→ **Task description**:
Give the lines of the data below, from the line holding "reply-input[interactable] — [42, 2158, 914, 2250]" through the line holding "[574, 1624, 791, 1679]", inclusive, as a Markdown table with the columns Row and Line. Leave out blank lines.

→ **Material provided**:
[Start]
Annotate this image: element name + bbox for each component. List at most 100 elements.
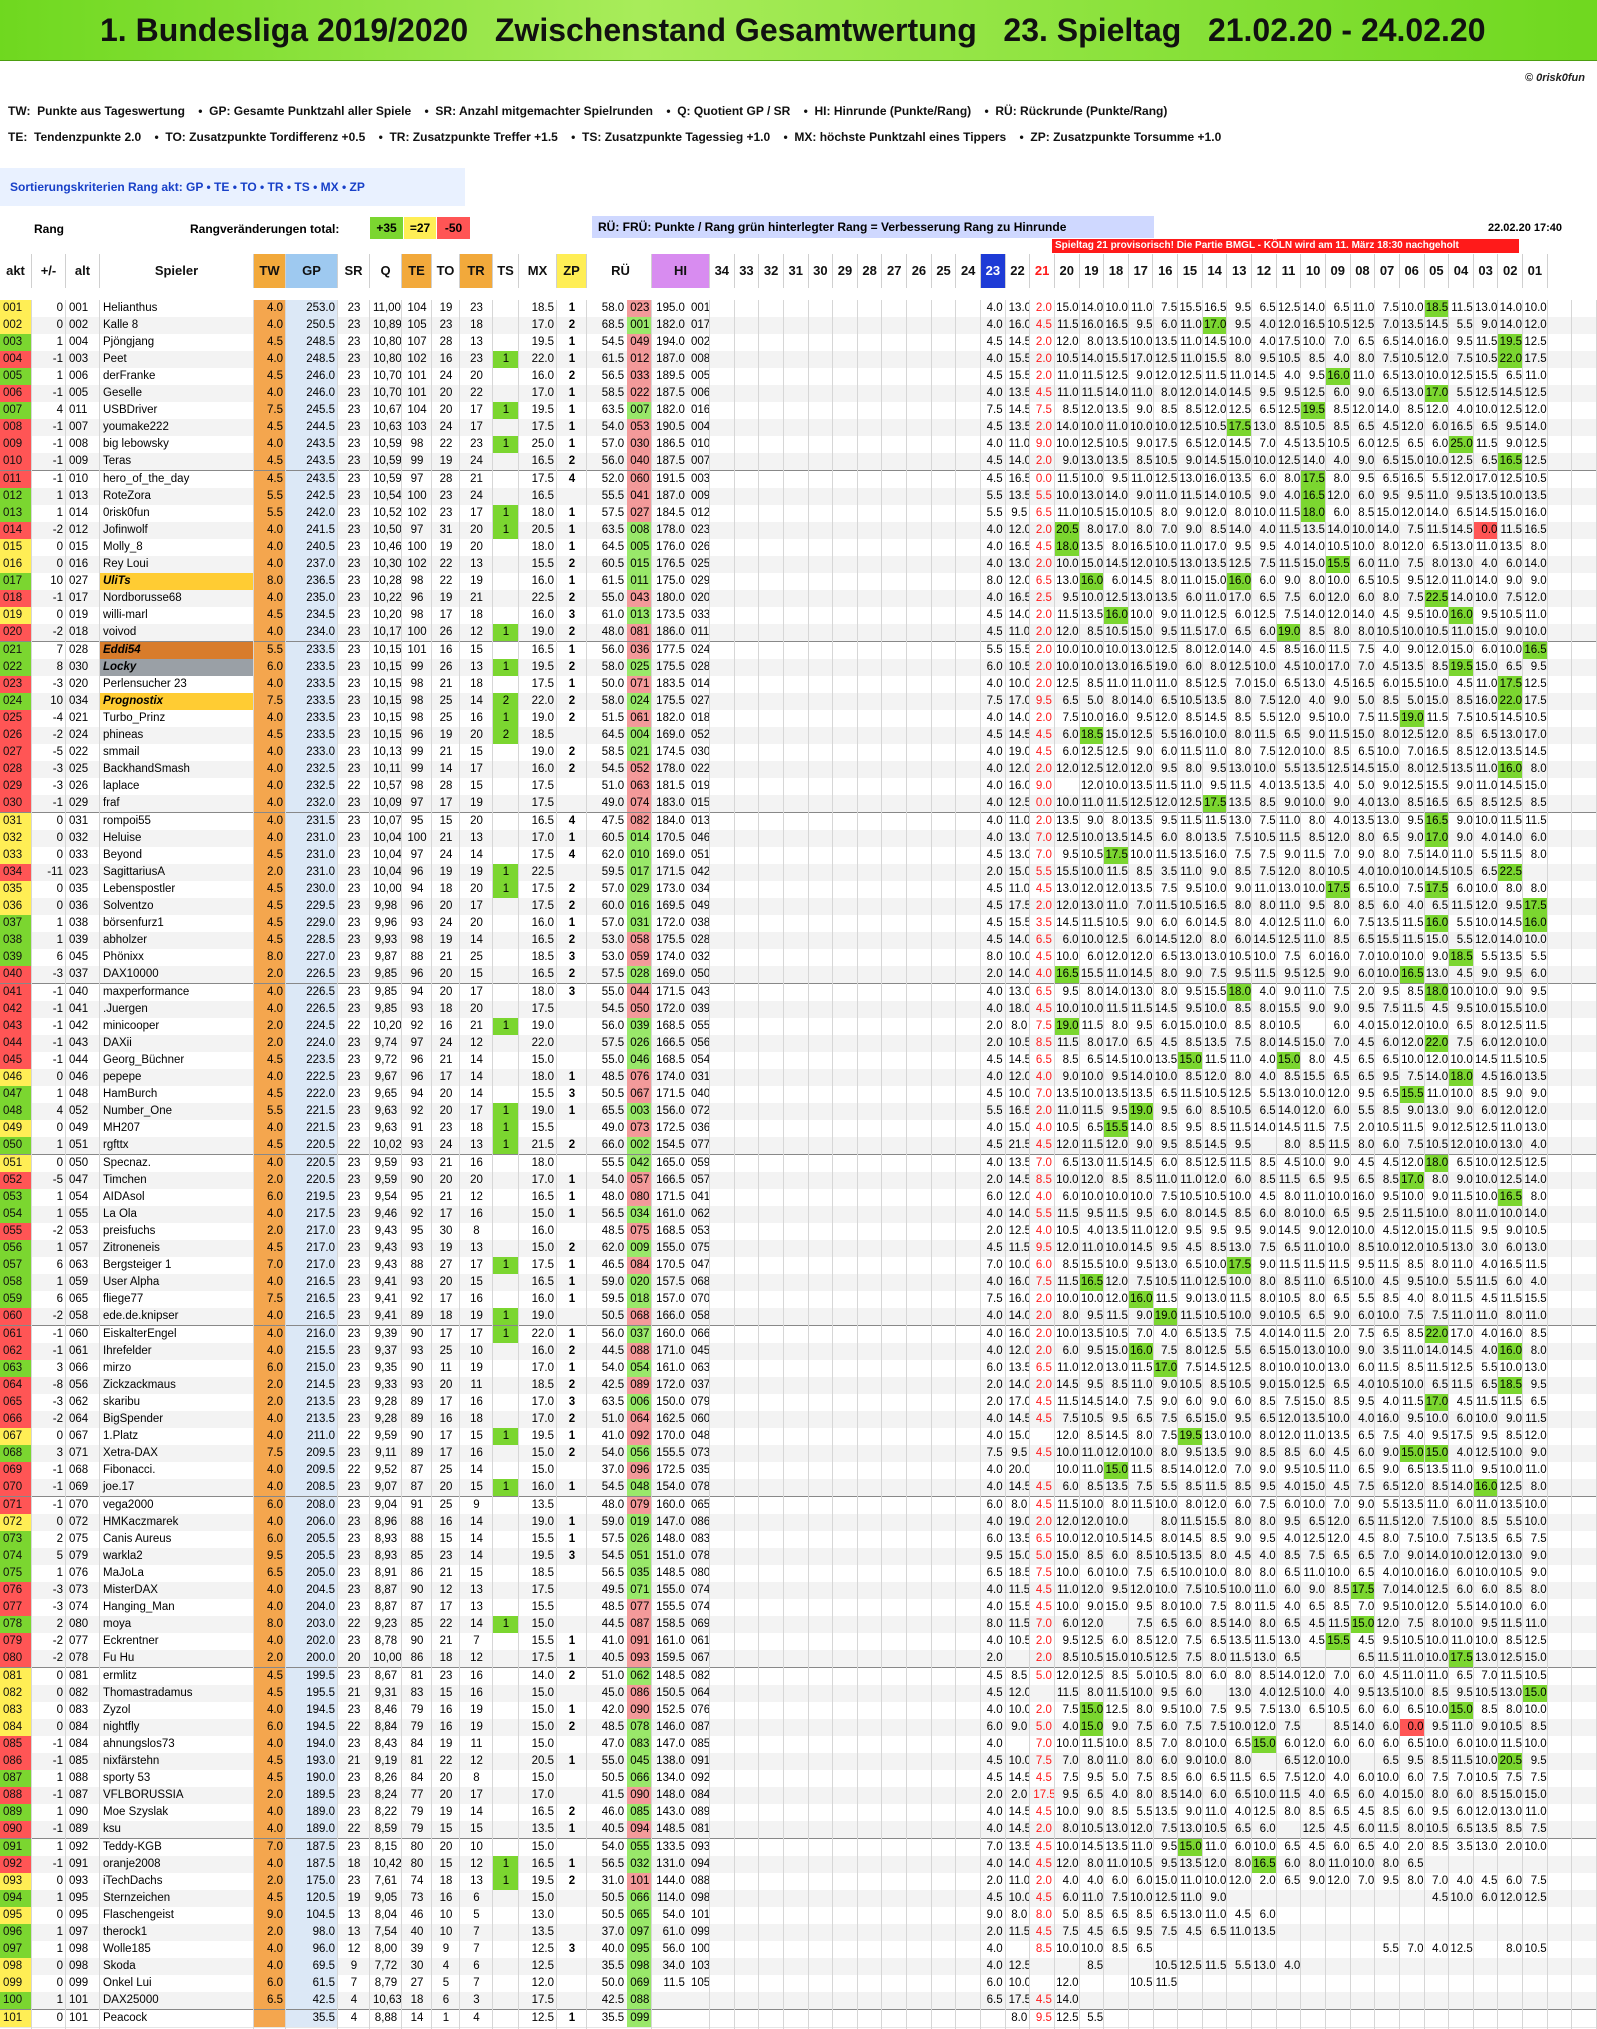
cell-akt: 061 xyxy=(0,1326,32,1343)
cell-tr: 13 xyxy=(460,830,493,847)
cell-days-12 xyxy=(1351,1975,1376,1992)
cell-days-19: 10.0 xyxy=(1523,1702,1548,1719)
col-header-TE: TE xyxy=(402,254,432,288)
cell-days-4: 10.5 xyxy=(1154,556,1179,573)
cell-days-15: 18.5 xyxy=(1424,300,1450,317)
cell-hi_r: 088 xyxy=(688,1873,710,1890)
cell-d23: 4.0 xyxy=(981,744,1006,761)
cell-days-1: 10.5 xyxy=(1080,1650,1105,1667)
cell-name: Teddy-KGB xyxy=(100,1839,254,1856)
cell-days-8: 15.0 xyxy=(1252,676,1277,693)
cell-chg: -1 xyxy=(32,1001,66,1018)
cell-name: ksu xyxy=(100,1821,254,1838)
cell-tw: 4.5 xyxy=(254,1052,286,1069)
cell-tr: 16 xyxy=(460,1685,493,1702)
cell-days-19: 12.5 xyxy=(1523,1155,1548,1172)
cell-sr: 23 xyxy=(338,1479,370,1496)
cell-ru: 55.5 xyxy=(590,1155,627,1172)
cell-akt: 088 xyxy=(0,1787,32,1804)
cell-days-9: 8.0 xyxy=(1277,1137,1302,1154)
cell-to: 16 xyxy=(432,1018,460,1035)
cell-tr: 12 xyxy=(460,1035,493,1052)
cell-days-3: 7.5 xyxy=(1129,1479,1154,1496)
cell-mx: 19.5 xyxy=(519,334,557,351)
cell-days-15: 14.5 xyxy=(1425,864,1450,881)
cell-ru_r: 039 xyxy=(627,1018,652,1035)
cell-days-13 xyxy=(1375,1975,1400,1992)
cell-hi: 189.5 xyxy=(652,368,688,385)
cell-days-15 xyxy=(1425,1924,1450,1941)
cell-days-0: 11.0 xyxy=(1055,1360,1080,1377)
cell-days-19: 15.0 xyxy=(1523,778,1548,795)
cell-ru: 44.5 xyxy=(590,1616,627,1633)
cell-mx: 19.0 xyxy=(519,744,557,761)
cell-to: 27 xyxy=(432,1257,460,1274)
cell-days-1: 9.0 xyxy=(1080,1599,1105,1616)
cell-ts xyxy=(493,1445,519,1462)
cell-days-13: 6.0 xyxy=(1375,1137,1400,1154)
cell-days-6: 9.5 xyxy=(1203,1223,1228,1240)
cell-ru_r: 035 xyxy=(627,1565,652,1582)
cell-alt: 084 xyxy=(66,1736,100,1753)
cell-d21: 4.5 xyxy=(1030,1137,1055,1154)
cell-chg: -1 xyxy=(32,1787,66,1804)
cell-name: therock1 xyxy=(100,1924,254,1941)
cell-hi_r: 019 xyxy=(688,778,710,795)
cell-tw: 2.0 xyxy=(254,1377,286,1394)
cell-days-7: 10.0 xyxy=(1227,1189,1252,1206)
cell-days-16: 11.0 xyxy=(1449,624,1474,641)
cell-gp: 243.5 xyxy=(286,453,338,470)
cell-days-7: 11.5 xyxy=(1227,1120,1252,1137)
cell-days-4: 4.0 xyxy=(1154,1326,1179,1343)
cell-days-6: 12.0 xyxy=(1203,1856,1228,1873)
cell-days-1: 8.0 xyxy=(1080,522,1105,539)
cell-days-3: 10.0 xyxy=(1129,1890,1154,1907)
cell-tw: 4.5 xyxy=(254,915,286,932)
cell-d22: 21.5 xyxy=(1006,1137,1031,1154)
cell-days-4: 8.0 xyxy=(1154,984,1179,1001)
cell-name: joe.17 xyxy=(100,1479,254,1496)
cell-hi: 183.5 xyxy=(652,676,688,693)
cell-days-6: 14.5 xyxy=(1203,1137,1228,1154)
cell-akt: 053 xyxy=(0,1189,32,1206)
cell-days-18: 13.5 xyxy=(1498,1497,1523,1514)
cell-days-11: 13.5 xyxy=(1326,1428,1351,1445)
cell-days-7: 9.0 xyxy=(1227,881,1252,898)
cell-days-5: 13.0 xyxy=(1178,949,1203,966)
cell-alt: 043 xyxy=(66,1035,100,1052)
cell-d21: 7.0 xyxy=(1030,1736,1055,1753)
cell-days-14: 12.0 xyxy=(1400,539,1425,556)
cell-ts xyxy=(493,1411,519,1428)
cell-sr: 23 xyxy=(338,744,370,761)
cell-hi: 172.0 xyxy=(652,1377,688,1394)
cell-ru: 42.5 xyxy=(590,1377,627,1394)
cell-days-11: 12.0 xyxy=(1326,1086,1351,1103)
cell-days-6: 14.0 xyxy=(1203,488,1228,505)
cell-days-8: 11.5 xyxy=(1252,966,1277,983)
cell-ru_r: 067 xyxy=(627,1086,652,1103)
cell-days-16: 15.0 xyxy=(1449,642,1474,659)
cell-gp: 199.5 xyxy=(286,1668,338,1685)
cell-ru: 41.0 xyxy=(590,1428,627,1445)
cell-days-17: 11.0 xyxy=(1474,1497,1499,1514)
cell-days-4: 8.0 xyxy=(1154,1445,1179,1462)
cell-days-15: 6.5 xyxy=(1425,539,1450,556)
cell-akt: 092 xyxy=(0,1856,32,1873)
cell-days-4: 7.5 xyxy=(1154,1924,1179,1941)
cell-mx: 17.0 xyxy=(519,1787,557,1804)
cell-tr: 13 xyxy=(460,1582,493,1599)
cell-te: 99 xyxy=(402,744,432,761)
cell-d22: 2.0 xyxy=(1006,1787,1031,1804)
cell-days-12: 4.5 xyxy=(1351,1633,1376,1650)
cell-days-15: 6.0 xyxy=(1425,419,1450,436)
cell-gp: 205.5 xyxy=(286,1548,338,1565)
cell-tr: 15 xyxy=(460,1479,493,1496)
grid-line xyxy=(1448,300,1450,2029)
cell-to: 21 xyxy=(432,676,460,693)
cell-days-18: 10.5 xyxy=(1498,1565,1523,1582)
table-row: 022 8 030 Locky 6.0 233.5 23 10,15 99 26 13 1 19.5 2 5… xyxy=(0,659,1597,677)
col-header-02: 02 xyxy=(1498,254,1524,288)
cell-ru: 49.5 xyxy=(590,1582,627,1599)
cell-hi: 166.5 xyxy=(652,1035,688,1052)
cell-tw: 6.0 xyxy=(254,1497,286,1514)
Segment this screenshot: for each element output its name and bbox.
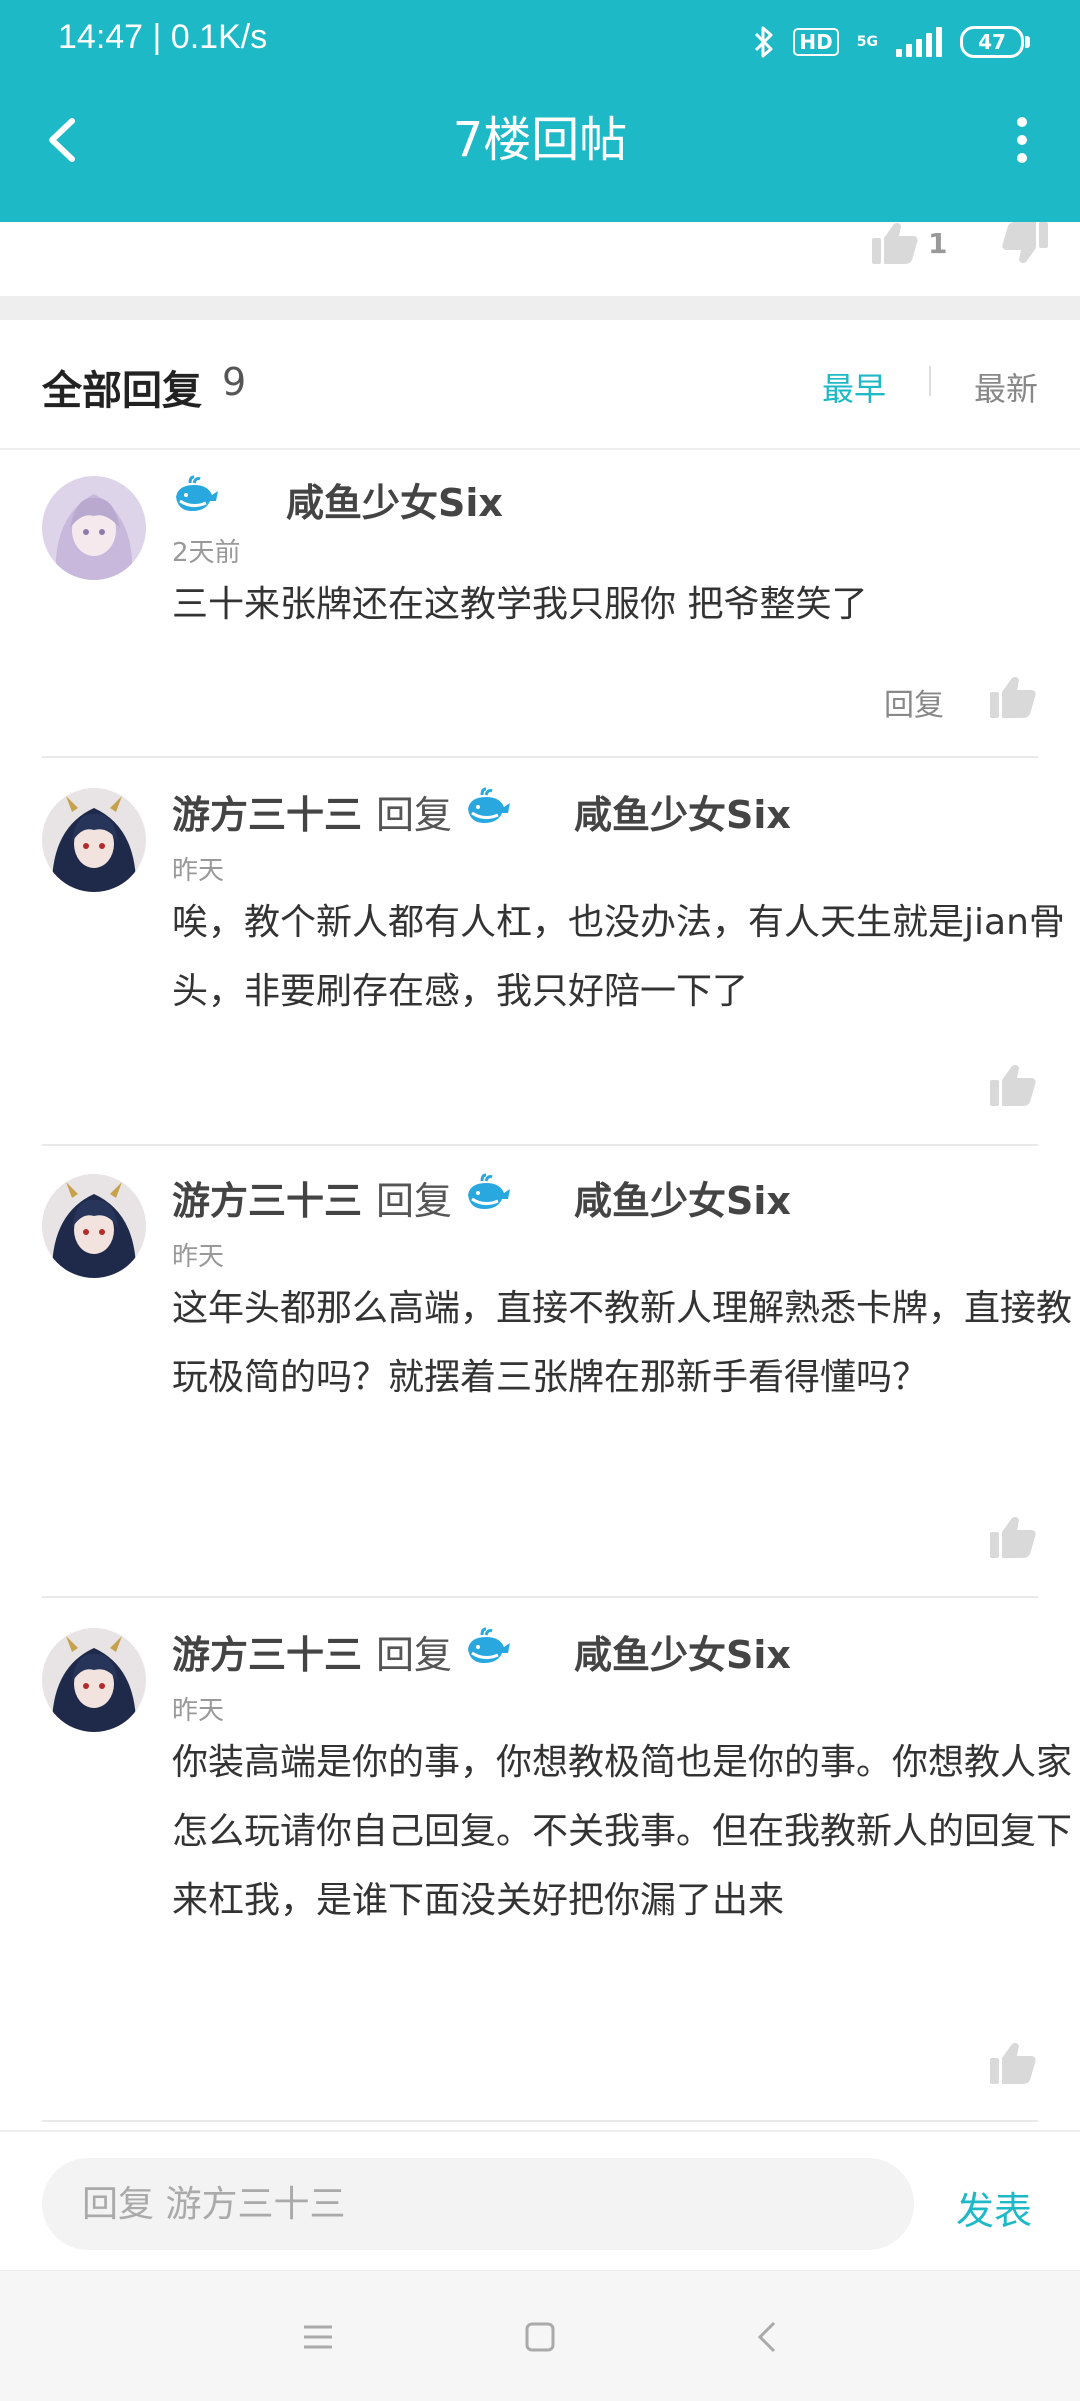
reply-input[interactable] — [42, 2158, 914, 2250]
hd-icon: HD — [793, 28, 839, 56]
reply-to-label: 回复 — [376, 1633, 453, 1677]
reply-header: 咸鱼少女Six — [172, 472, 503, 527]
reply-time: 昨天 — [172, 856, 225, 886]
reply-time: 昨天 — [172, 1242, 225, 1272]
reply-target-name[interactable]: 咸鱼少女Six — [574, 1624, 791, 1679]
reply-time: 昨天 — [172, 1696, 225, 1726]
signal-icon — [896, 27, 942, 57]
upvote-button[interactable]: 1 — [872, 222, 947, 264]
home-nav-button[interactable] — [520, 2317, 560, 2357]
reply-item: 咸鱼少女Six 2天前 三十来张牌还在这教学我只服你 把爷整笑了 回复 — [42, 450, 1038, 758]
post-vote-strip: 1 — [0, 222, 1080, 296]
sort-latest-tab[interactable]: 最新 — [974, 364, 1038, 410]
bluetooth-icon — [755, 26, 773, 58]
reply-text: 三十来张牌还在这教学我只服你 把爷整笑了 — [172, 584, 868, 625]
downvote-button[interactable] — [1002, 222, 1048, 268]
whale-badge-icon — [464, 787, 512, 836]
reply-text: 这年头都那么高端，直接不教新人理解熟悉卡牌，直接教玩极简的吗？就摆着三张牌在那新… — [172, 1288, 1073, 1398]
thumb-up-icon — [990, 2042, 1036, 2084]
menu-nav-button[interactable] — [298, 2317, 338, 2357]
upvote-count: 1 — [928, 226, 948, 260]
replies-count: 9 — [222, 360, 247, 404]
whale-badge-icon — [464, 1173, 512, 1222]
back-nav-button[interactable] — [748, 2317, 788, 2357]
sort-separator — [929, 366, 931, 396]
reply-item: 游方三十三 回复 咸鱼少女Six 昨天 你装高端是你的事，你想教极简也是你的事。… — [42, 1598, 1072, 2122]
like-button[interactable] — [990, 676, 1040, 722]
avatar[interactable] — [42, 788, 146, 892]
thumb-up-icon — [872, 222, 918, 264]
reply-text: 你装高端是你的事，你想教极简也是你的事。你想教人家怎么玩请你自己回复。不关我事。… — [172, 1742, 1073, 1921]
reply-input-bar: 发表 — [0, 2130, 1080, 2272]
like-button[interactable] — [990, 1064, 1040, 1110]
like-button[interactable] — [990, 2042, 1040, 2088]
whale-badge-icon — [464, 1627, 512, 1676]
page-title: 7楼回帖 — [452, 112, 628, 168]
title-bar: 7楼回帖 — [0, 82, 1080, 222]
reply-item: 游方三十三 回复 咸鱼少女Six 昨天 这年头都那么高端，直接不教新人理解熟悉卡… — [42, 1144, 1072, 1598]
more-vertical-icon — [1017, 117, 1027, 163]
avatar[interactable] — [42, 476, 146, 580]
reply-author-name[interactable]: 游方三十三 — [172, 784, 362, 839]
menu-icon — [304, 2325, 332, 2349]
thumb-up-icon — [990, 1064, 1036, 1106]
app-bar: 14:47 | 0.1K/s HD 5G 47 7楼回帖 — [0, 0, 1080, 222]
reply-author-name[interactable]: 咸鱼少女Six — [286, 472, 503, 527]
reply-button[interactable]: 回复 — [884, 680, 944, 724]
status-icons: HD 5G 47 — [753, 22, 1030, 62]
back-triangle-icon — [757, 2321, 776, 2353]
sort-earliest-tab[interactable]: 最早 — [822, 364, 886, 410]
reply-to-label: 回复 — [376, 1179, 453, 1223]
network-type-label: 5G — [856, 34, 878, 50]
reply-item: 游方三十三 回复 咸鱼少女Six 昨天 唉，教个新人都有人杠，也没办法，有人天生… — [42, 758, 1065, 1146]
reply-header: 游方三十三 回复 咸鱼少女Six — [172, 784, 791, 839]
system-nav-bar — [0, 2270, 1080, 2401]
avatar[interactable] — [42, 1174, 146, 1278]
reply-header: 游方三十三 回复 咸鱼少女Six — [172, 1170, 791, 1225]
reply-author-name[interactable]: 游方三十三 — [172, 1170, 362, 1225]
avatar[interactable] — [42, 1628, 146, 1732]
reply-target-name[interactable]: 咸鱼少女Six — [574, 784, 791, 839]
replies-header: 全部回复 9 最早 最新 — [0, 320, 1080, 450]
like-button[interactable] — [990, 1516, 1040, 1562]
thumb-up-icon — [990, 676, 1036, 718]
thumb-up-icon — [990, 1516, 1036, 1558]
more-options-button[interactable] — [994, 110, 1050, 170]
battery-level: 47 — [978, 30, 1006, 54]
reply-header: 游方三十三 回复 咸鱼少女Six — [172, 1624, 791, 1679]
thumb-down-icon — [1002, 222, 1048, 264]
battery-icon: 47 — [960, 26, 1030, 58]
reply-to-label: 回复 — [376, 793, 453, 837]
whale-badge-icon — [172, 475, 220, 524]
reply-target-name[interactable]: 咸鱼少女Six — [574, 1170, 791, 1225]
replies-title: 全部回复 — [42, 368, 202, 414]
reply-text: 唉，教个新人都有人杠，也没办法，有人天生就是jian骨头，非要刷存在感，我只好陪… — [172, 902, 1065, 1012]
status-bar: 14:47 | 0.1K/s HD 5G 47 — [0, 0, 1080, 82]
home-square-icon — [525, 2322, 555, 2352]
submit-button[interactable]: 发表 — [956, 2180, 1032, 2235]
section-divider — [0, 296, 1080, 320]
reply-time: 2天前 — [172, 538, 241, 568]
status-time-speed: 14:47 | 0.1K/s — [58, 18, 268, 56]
[End]
→ **Exercise response**:
| Row | Line |
|---|---|
| 1 | reply-input[interactable] — [42, 2158, 914, 2250] |
| 2 | hd-icon: HD — [793, 28, 839, 56] |
| 3 | reply-to-label: 回复 — [376, 1633, 453, 1677] |
| 4 | reply-header: 咸鱼少女Six — [172, 472, 503, 527] |
| 5 | reply-time: 昨天 — [172, 856, 225, 886] |
| 6 | reply-time: 昨天 — [172, 1242, 225, 1272] |
| 7 | reply-target-name[interactable]: 咸鱼少女Six — [574, 1624, 791, 1679] |